Exercise aim: Give only a count of the lines that include the string "screenshot".

Record excerpts:
--- Start ---

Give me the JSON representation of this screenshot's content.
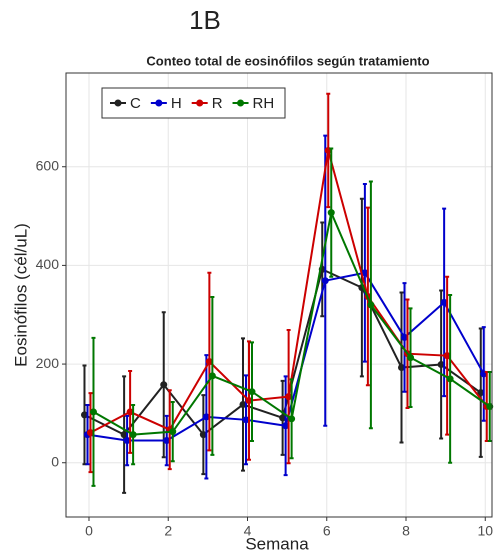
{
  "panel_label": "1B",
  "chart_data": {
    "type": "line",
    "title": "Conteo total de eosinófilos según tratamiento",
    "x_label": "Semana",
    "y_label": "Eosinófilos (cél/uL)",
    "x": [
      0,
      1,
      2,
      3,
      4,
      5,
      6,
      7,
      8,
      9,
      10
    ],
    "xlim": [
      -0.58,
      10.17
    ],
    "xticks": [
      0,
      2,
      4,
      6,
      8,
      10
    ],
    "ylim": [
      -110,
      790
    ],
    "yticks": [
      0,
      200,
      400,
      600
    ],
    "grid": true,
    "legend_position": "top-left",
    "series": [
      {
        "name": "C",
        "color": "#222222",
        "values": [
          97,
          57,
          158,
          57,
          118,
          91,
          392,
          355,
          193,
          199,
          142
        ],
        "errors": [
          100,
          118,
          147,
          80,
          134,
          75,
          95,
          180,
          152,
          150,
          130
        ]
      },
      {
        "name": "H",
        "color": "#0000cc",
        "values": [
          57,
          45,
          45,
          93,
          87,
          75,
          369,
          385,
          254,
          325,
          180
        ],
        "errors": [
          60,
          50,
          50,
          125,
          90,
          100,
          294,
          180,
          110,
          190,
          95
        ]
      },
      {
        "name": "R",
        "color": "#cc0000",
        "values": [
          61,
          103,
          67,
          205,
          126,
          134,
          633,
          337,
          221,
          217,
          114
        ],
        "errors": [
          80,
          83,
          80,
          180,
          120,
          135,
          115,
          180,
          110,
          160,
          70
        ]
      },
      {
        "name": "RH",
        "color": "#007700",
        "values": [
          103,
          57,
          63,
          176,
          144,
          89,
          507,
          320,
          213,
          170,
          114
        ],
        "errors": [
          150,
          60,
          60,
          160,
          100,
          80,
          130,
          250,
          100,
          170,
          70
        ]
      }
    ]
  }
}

--- End ---
--- Start ---

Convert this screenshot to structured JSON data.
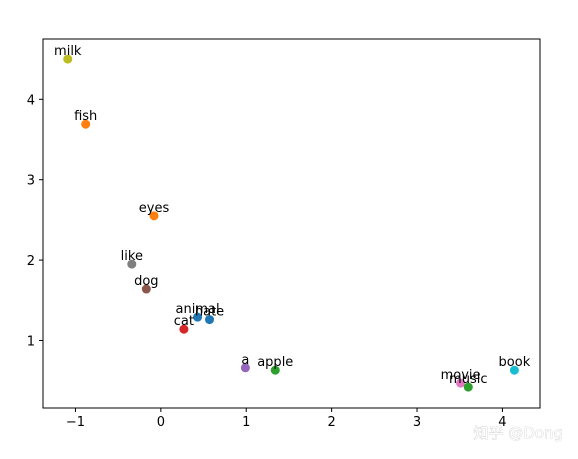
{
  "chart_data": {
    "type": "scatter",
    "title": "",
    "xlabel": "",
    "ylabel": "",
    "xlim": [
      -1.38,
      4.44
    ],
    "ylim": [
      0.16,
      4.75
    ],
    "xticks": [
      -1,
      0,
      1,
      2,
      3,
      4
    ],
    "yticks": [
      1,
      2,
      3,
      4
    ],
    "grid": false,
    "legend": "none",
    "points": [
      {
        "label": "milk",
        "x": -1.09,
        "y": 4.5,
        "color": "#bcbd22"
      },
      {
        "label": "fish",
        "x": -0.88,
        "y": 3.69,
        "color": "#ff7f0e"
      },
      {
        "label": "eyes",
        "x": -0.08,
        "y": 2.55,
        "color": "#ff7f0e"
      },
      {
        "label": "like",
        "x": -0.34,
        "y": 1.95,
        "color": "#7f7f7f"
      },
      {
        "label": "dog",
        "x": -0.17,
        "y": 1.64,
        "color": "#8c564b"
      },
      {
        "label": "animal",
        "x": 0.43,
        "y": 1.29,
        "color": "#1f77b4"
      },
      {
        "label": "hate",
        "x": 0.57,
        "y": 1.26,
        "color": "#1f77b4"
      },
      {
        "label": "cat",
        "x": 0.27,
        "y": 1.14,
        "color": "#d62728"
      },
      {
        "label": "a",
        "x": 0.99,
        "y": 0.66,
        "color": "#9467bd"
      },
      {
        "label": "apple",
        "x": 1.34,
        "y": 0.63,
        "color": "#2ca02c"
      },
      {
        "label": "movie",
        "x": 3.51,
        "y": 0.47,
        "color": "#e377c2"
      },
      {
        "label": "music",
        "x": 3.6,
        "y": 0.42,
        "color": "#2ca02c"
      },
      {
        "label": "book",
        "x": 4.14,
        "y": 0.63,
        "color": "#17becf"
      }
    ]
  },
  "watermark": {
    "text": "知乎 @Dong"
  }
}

--- End ---

Exercise response: 2